Texto de partida:
__________________________________________________
20 setembro 2005

conto

Uma bola salta junto à entrada. Do fundo do corredor irrompe um cavalo puxando uma carroça. As patas elevam-se acima da cabeça de Sertório. Raquel e Nuno caem no fundo da ravina. Os vidros da janela da cozinha partem -se com a pancada provocada pela ventania que anuncia a tempestade. Sertório grita pela mulher e filho que se despedaçam por entre destroços de madeira e ferro. Os seus braços são curtos para os agarrar fechando os olhos quando ouve os gritos debaixo das rodas da carroça. Velhas e amargas memórias irompem no cérebro outro fossilizado.
Começa a trovejar. Um raio fulmina o coração de Sertório. Num esgar de dor agarra-se ao peito.
Albertina bate à porta da casa de Álvares.
Por amor de Deus vem! Sertório está a morrer.
A última porta. Recompõe-se da dor e sentindo-se ir abre-a de par em par. Deriva pela rua da aldeia que não o viu chegar numa noite fria de Dezembro. Um clarão desencadeia a combustão. O corpo de Sertório explode num mar de sangue e veias rasgadas em absoluta desordem. Imobilizado por uns instantes, cai e é amparado por Álvares.
Já não sente a dor. Já não sente a chuva. A mão quente de Álvares procura no peito o que não encontra. As lágrimas de Albertina caem-lhe na testa. Sorri.
Por que sorris meu velho? Não largues aminha mão. Ainda temos tanto para mudar meu amigo!
Sertório olha para Álvares. Sem palavras. Um espasmo atira a cabeça de Sertório para trás. Não desvia o olhar do amigo. A boca escancara-se rebentando os músculos da face.Um pequeno estertor. Sertório já não é.
Cruzes e anjos. Um monte de terra marca a presença de Sertório.Entardece suavemente por entre farrapos vermelhos desenhados no céu.
Uma fotografia. Uma pedra. Fusão. O rosto do antigo combatente esculpido num rectângulo de granito.
A aldeia reune-se junto de Álvares que não os vê. Só Sertório, sentado em cima da laje os vislumbra. É preciso dar um sinal. Os corpos cumprimentam Sertório que recuperou a juventude. É bom estar de volta. O sinal. Álvares, alheio às boas-vindas fita em silêncio o rosto do amigo. A folha pousa em cima da campa. Sertório repara nela e agarra-a. Coloca-a em frente da cara de Álvares que não acredita no que vê:uma folha ressequida flutua diante do seu rosto. A medo, toca-lhe.
De onde vieram estas pessoas? Por que estão as campas abertas? Sertório!Estou louco, não posso...
Sou eu.Alguém espera por mim mas não podia partir sem me despedir.
Sertório e Álvares unem-se num abraço.
Adeus.
Sertório abandona o cemitério e começa a subir a encosta. O céu é a única fronteira. Álvares segura a folha e chora.
Este é o primeiro capítulo. É, talvez venham mais se entretanto o Sertório quiser contar a história.
Quanto a tribunais e processos, no próximo post mas só direi que em sentenças há que acabar com relatórios e elenco de factos provados. Se os advogados sabem o que fizeram no processo e jáse respondeu aos factos em dúvida, por que repeti-los? É que há Acórdãos a anular julgamentos, em civil ou criminal, por falta destes elementos.Quanto ao direito, até à próxima.
__________________________________________________
Registos fornecidos:
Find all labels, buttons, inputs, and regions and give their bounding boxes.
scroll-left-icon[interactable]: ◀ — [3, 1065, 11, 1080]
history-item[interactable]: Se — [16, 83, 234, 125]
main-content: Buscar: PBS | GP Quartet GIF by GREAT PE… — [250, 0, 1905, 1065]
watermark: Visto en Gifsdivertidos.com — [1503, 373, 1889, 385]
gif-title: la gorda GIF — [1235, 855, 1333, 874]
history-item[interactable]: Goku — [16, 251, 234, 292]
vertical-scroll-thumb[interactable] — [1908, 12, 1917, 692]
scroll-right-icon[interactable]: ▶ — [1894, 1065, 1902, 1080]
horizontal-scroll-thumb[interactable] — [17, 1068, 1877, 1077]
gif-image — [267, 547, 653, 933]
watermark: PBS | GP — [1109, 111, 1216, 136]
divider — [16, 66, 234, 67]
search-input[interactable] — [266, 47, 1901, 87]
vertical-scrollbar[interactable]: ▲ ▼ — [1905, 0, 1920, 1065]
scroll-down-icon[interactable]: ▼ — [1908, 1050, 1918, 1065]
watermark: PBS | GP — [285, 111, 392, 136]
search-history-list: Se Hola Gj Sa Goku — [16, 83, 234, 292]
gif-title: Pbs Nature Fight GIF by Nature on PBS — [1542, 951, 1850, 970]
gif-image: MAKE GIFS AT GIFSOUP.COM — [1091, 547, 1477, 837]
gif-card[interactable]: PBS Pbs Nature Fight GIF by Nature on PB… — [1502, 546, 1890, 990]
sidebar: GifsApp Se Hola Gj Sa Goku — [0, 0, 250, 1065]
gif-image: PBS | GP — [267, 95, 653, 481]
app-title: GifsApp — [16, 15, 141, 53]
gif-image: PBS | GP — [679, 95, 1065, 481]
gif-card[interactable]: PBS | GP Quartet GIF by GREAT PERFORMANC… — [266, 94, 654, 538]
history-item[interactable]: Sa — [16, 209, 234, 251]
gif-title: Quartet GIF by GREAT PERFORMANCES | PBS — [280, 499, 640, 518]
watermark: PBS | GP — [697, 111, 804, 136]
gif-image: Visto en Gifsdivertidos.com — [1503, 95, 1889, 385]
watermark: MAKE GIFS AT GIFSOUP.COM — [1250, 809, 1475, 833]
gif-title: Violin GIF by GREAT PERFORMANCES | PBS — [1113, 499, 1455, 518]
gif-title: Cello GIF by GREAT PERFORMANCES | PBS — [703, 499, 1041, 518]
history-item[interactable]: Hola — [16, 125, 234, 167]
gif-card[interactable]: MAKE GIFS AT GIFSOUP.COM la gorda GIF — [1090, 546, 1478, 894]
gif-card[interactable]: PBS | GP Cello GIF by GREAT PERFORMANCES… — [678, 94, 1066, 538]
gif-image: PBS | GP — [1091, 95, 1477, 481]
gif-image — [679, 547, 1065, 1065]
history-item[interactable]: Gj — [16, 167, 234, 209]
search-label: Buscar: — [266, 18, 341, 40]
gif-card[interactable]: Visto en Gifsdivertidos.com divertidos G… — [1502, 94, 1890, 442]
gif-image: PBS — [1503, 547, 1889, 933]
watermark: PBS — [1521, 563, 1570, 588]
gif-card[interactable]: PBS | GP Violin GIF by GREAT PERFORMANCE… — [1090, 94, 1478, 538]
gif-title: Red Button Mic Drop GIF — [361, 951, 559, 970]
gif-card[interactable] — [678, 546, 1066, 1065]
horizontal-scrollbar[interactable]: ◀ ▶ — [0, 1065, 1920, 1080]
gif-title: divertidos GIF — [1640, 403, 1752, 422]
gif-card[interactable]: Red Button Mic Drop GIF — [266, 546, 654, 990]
__________________________________________________
Exercícios propostos:
A: Responda a estas perguntas com base no texto:
(i) Quem bate à porta da casa de Álvares?
(ii) O que está esculpido no retângulo de granito?
(iii) O que coloca Sertório em frente da cara de Álvares?
B: No último parágrafo do texto, que razão se dá para acabar com relatórios e elenco de factos provados nas sentenças?
C: Extraia do texto tudo o que vai desde "Sertório e Álvares" até "folha e chora.".

Respostas:
A:
(i) Albertina.
(ii) O rosto do antigo combatente.
(iii) Uma folha ressequida.

B: Os advogados sabem o que fizeram no processo. Além disso, já se respondeu aos factos em dúvida. Por isso não há motivo para os repetir.

C:
Sertório e Álvares unem-se num abraço.
Adeus.
Sertório abandona o cemitério e começa a subir a encosta. O céu é a única fronteira. Álvares segura a folha e chora.